Go through the entries below and retype them exactly, omitting each picture.

*Dataset records*
━━━━━━━━━━━━━━━━━━━━━━━━━━━━━━

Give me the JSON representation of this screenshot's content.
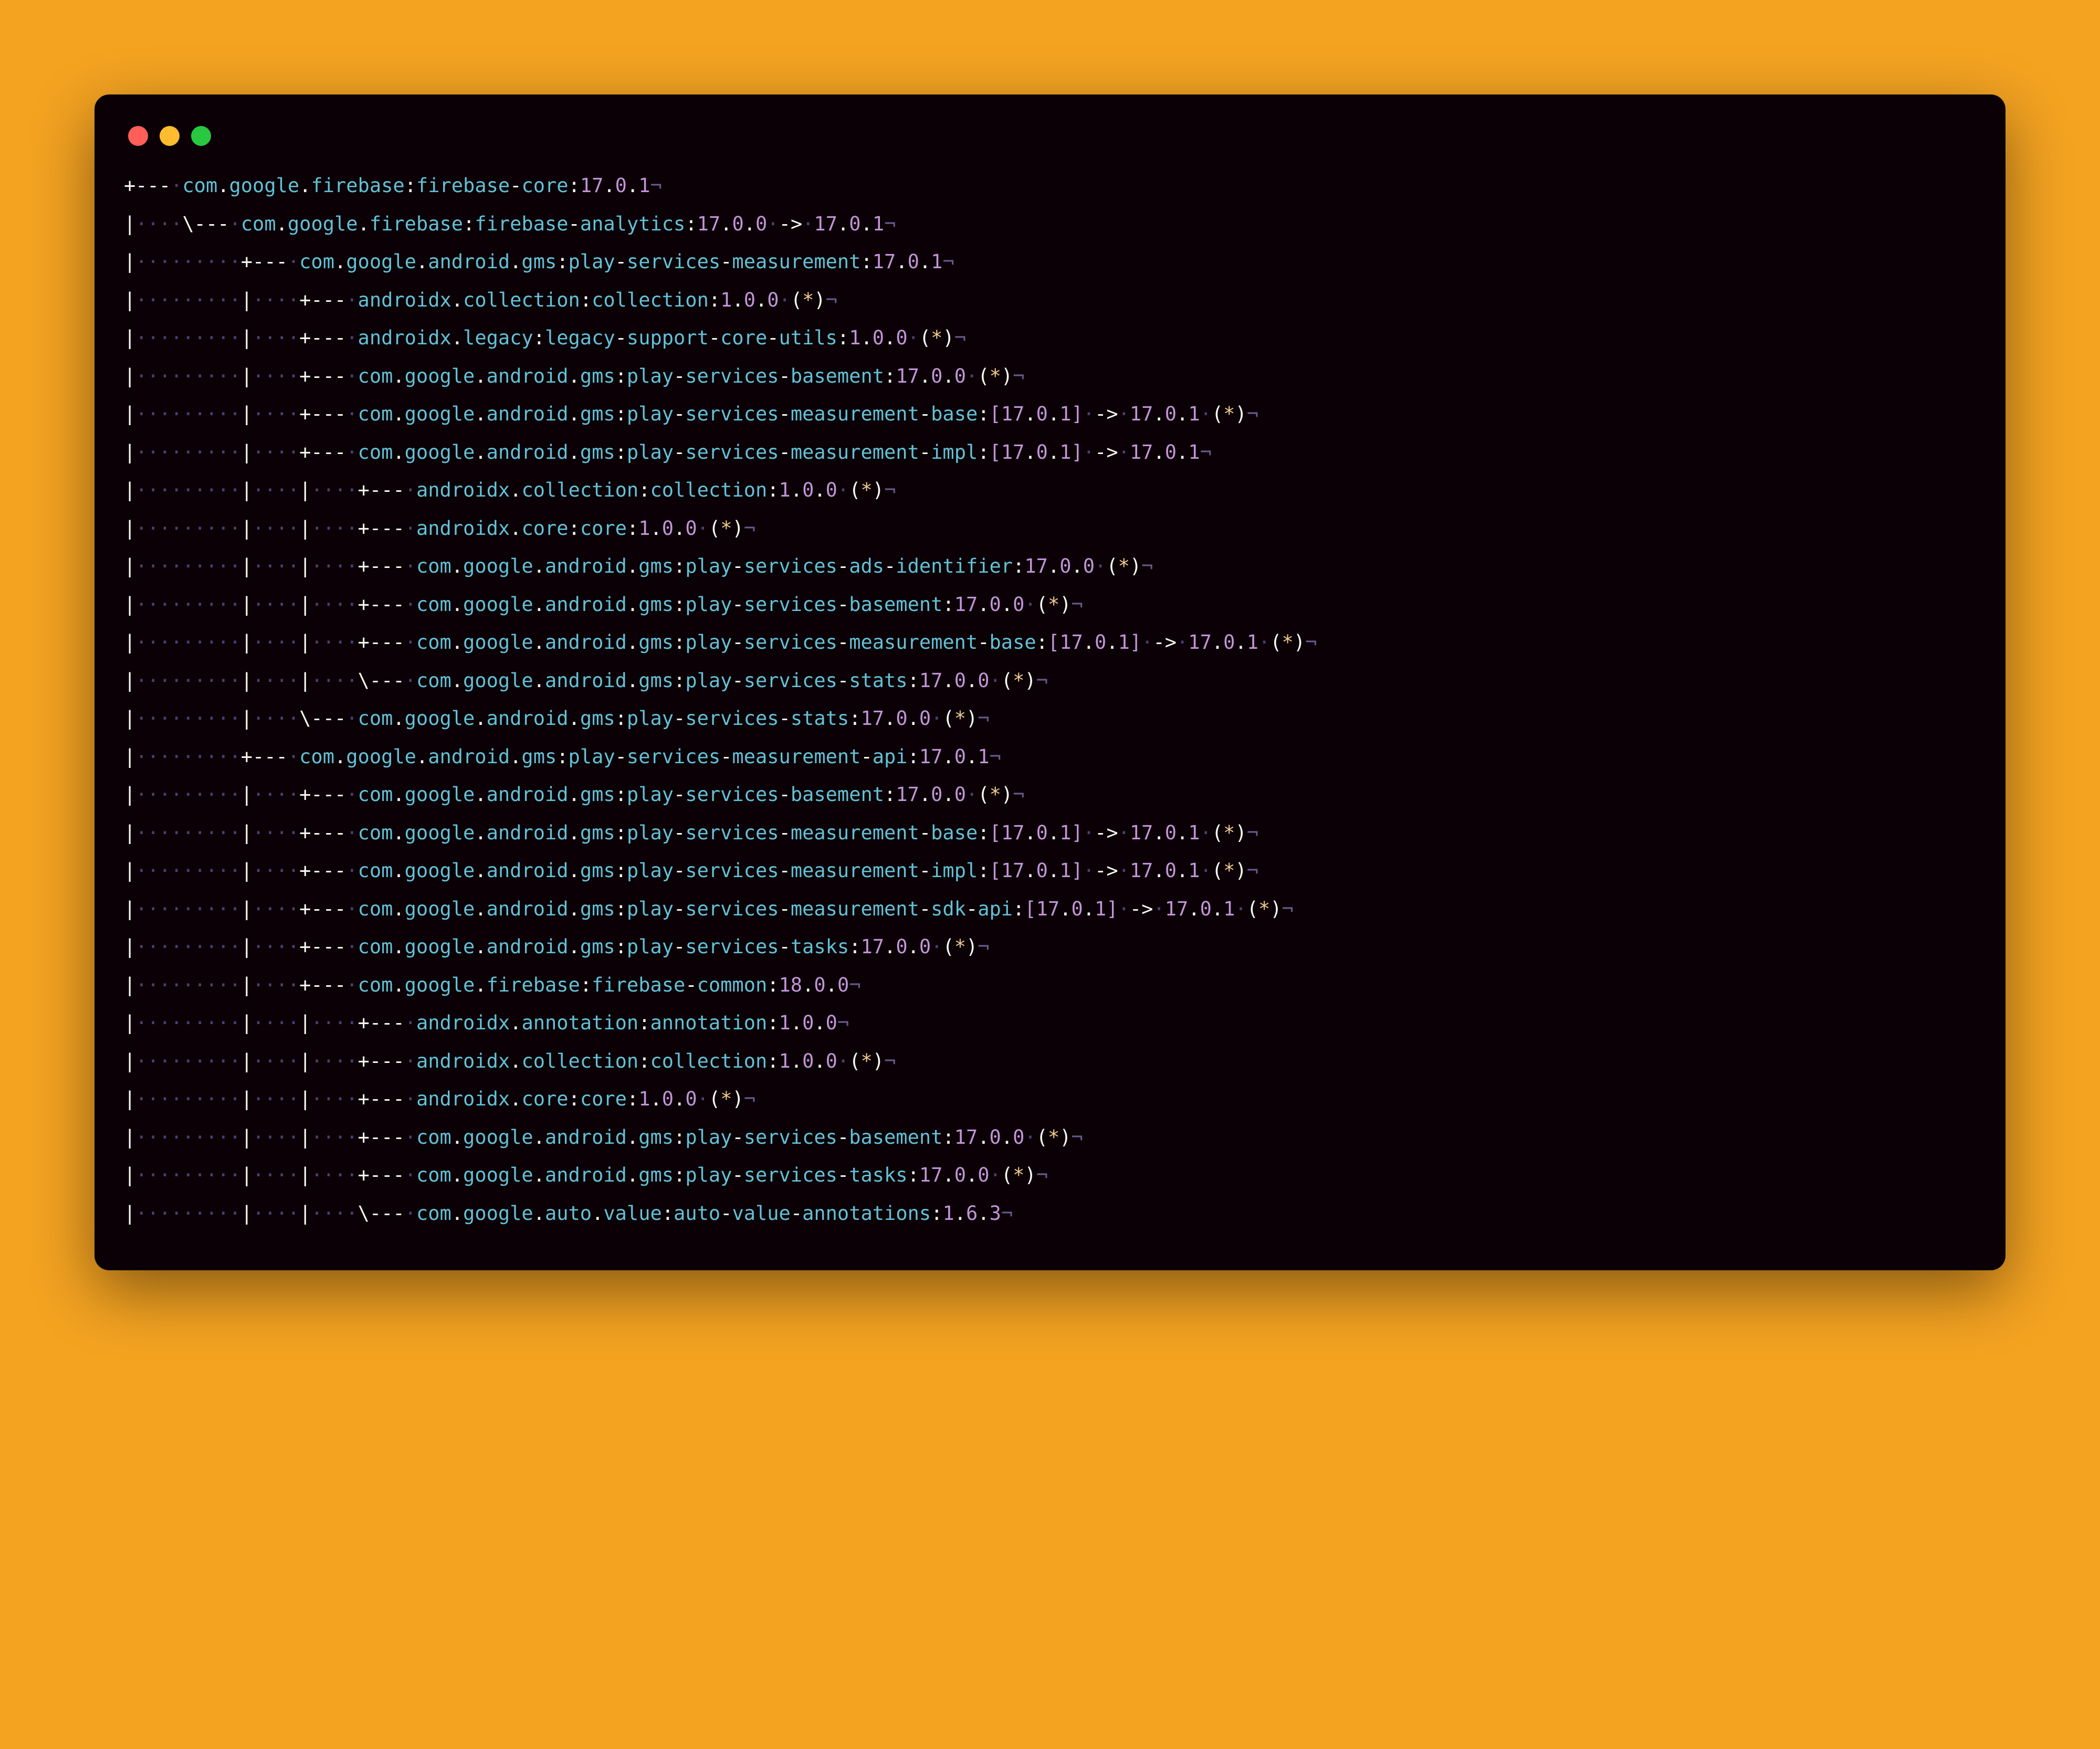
{
  "whitespace_glyph": "·",
  "eol_glyph": "¬",
  "arrow_glyph": "->",
  "lines": [
    {
      "tree": "+---",
      "pad": 1,
      "group": "com.google.firebase",
      "artifact": "firebase-core",
      "version": "17.0.1"
    },
    {
      "tree": "|    \\---",
      "pad": 1,
      "group": "com.google.firebase",
      "artifact": "firebase-analytics",
      "version": "17.0.0",
      "resolved": "17.0.1"
    },
    {
      "tree": "|         +---",
      "pad": 1,
      "group": "com.google.android.gms",
      "artifact": "play-services-measurement",
      "version": "17.0.1"
    },
    {
      "tree": "|         |    +---",
      "pad": 1,
      "group": "androidx.collection",
      "artifact": "collection",
      "version": "1.0.0",
      "star": true
    },
    {
      "tree": "|         |    +---",
      "pad": 1,
      "group": "androidx.legacy",
      "artifact": "legacy-support-core-utils",
      "version": "1.0.0",
      "star": true
    },
    {
      "tree": "|         |    +---",
      "pad": 1,
      "group": "com.google.android.gms",
      "artifact": "play-services-basement",
      "version": "17.0.0",
      "star": true
    },
    {
      "tree": "|         |    +---",
      "pad": 1,
      "group": "com.google.android.gms",
      "artifact": "play-services-measurement-base",
      "bracket_version": "17.0.1",
      "resolved": "17.0.1",
      "star": true
    },
    {
      "tree": "|         |    +---",
      "pad": 1,
      "group": "com.google.android.gms",
      "artifact": "play-services-measurement-impl",
      "bracket_version": "17.0.1",
      "resolved": "17.0.1"
    },
    {
      "tree": "|         |    |    +---",
      "pad": 1,
      "group": "androidx.collection",
      "artifact": "collection",
      "version": "1.0.0",
      "star": true
    },
    {
      "tree": "|         |    |    +---",
      "pad": 1,
      "group": "androidx.core",
      "artifact": "core",
      "version": "1.0.0",
      "star": true
    },
    {
      "tree": "|         |    |    +---",
      "pad": 1,
      "group": "com.google.android.gms",
      "artifact": "play-services-ads-identifier",
      "version": "17.0.0",
      "star": true
    },
    {
      "tree": "|         |    |    +---",
      "pad": 1,
      "group": "com.google.android.gms",
      "artifact": "play-services-basement",
      "version": "17.0.0",
      "star": true
    },
    {
      "tree": "|         |    |    +---",
      "pad": 1,
      "group": "com.google.android.gms",
      "artifact": "play-services-measurement-base",
      "bracket_version": "17.0.1",
      "resolved": "17.0.1",
      "star": true
    },
    {
      "tree": "|         |    |    \\---",
      "pad": 1,
      "group": "com.google.android.gms",
      "artifact": "play-services-stats",
      "version": "17.0.0",
      "star": true
    },
    {
      "tree": "|         |    \\---",
      "pad": 1,
      "group": "com.google.android.gms",
      "artifact": "play-services-stats",
      "version": "17.0.0",
      "star": true
    },
    {
      "tree": "|         +---",
      "pad": 1,
      "group": "com.google.android.gms",
      "artifact": "play-services-measurement-api",
      "version": "17.0.1"
    },
    {
      "tree": "|         |    +---",
      "pad": 1,
      "group": "com.google.android.gms",
      "artifact": "play-services-basement",
      "version": "17.0.0",
      "star": true
    },
    {
      "tree": "|         |    +---",
      "pad": 1,
      "group": "com.google.android.gms",
      "artifact": "play-services-measurement-base",
      "bracket_version": "17.0.1",
      "resolved": "17.0.1",
      "star": true
    },
    {
      "tree": "|         |    +---",
      "pad": 1,
      "group": "com.google.android.gms",
      "artifact": "play-services-measurement-impl",
      "bracket_version": "17.0.1",
      "resolved": "17.0.1",
      "star": true
    },
    {
      "tree": "|         |    +---",
      "pad": 1,
      "group": "com.google.android.gms",
      "artifact": "play-services-measurement-sdk-api",
      "bracket_version": "17.0.1",
      "resolved": "17.0.1",
      "star": true
    },
    {
      "tree": "|         |    +---",
      "pad": 1,
      "group": "com.google.android.gms",
      "artifact": "play-services-tasks",
      "version": "17.0.0",
      "star": true
    },
    {
      "tree": "|         |    +---",
      "pad": 1,
      "group": "com.google.firebase",
      "artifact": "firebase-common",
      "version": "18.0.0"
    },
    {
      "tree": "|         |    |    +---",
      "pad": 1,
      "group": "androidx.annotation",
      "artifact": "annotation",
      "version": "1.0.0"
    },
    {
      "tree": "|         |    |    +---",
      "pad": 1,
      "group": "androidx.collection",
      "artifact": "collection",
      "version": "1.0.0",
      "star": true
    },
    {
      "tree": "|         |    |    +---",
      "pad": 1,
      "group": "androidx.core",
      "artifact": "core",
      "version": "1.0.0",
      "star": true
    },
    {
      "tree": "|         |    |    +---",
      "pad": 1,
      "group": "com.google.android.gms",
      "artifact": "play-services-basement",
      "version": "17.0.0",
      "star": true
    },
    {
      "tree": "|         |    |    +---",
      "pad": 1,
      "group": "com.google.android.gms",
      "artifact": "play-services-tasks",
      "version": "17.0.0",
      "star": true
    },
    {
      "tree": "|         |    |    \\---",
      "pad": 1,
      "group": "com.google.auto.value",
      "artifact": "auto-value-annotations",
      "version": "1.6.3"
    }
  ]
}
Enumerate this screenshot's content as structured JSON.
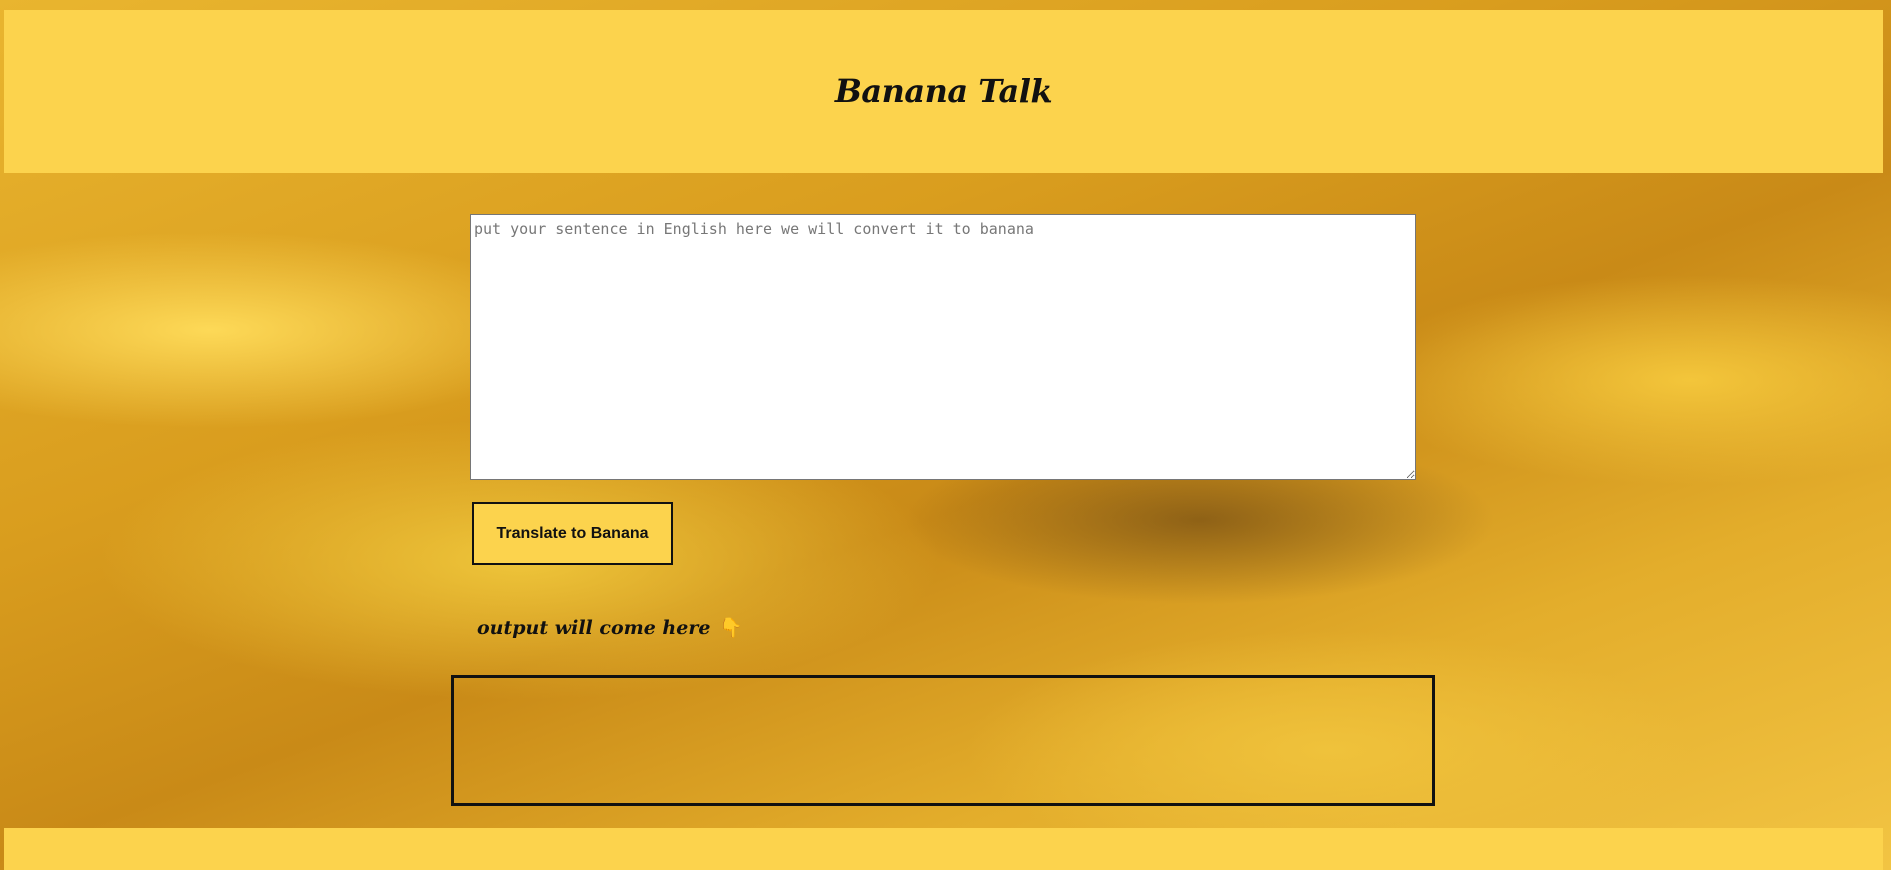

━━━━━━━━━━━━━━━━━━━━━━━━━━━━━━

*TASK SOLUTION*
Give me the JSON representation of this screenshot's content.
{
  "whitespace_glyph": "·",
  "eol_glyph": "¬",
  "arrow_glyph": "->",
  "lines": [
    {
      "tree": "+---",
      "pad": 1,
      "group": "com.google.firebase",
      "artifact": "firebase-core",
      "version": "17.0.1"
    },
    {
      "tree": "|    \\---",
      "pad": 1,
      "group": "com.google.firebase",
      "artifact": "firebase-analytics",
      "version": "17.0.0",
      "resolved": "17.0.1"
    },
    {
      "tree": "|         +---",
      "pad": 1,
      "group": "com.google.android.gms",
      "artifact": "play-services-measurement",
      "version": "17.0.1"
    },
    {
      "tree": "|         |    +---",
      "pad": 1,
      "group": "androidx.collection",
      "artifact": "collection",
      "version": "1.0.0",
      "star": true
    },
    {
      "tree": "|         |    +---",
      "pad": 1,
      "group": "androidx.legacy",
      "artifact": "legacy-support-core-utils",
      "version": "1.0.0",
      "star": true
    },
    {
      "tree": "|         |    +---",
      "pad": 1,
      "group": "com.google.android.gms",
      "artifact": "play-services-basement",
      "version": "17.0.0",
      "star": true
    },
    {
      "tree": "|         |    +---",
      "pad": 1,
      "group": "com.google.android.gms",
      "artifact": "play-services-measurement-base",
      "bracket_version": "17.0.1",
      "resolved": "17.0.1",
      "star": true
    },
    {
      "tree": "|         |    +---",
      "pad": 1,
      "group": "com.google.android.gms",
      "artifact": "play-services-measurement-impl",
      "bracket_version": "17.0.1",
      "resolved": "17.0.1"
    },
    {
      "tree": "|         |    |    +---",
      "pad": 1,
      "group": "androidx.collection",
      "artifact": "collection",
      "version": "1.0.0",
      "star": true
    },
    {
      "tree": "|         |    |    +---",
      "pad": 1,
      "group": "androidx.core",
      "artifact": "core",
      "version": "1.0.0",
      "star": true
    },
    {
      "tree": "|         |    |    +---",
      "pad": 1,
      "group": "com.google.android.gms",
      "artifact": "play-services-ads-identifier",
      "version": "17.0.0",
      "star": true
    },
    {
      "tree": "|         |    |    +---",
      "pad": 1,
      "group": "com.google.android.gms",
      "artifact": "play-services-basement",
      "version": "17.0.0",
      "star": true
    },
    {
      "tree": "|         |    |    +---",
      "pad": 1,
      "group": "com.google.android.gms",
      "artifact": "play-services-measurement-base",
      "bracket_version": "17.0.1",
      "resolved": "17.0.1",
      "star": true
    },
    {
      "tree": "|         |    |    \\---",
      "pad": 1,
      "group": "com.google.android.gms",
      "artifact": "play-services-stats",
      "version": "17.0.0",
      "star": true
    },
    {
      "tree": "|         |    \\---",
      "pad": 1,
      "group": "com.google.android.gms",
      "artifact": "play-services-stats",
      "version": "17.0.0",
      "star": true
    },
    {
      "tree": "|         +---",
      "pad": 1,
      "group": "com.google.android.gms",
      "artifact": "play-services-measurement-api",
      "version": "17.0.1"
    },
    {
      "tree": "|         |    +---",
      "pad": 1,
      "group": "com.google.android.gms",
      "artifact": "play-services-basement",
      "version": "17.0.0",
      "star": true
    },
    {
      "tree": "|         |    +---",
      "pad": 1,
      "group": "com.google.android.gms",
      "artifact": "play-services-measurement-base",
      "bracket_version": "17.0.1",
      "resolved": "17.0.1",
      "star": true
    },
    {
      "tree": "|         |    +---",
      "pad": 1,
      "group": "com.google.android.gms",
      "artifact": "play-services-measurement-impl",
      "bracket_version": "17.0.1",
      "resolved": "17.0.1",
      "star": true
    },
    {
      "tree": "|         |    +---",
      "pad": 1,
      "group": "com.google.android.gms",
      "artifact": "play-services-measurement-sdk-api",
      "bracket_version": "17.0.1",
      "resolved": "17.0.1",
      "star": true
    },
    {
      "tree": "|         |    +---",
      "pad": 1,
      "group": "com.google.android.gms",
      "artifact": "play-services-tasks",
      "version": "17.0.0",
      "star": true
    },
    {
      "tree": "|         |    +---",
      "pad": 1,
      "group": "com.google.firebase",
      "artifact": "firebase-common",
      "version": "18.0.0"
    },
    {
      "tree": "|         |    |    +---",
      "pad": 1,
      "group": "androidx.annotation",
      "artifact": "annotation",
      "version": "1.0.0"
    },
    {
      "tree": "|         |    |    +---",
      "pad": 1,
      "group": "androidx.collection",
      "artifact": "collection",
      "version": "1.0.0",
      "star": true
    },
    {
      "tree": "|         |    |    +---",
      "pad": 1,
      "group": "androidx.core",
      "artifact": "core",
      "version": "1.0.0",
      "star": true
    },
    {
      "tree": "|         |    |    +---",
      "pad": 1,
      "group": "com.google.android.gms",
      "artifact": "play-services-basement",
      "version": "17.0.0",
      "star": true
    },
    {
      "tree": "|         |    |    +---",
      "pad": 1,
      "group": "com.google.android.gms",
      "artifact": "play-services-tasks",
      "version": "17.0.0",
      "star": true
    },
    {
      "tree": "|         |    |    \\---",
      "pad": 1,
      "group": "com.google.auto.value",
      "artifact": "auto-value-annotations",
      "version": "1.6.3"
    }
  ]
}
Enumerate this screenshot's content as structured JSON.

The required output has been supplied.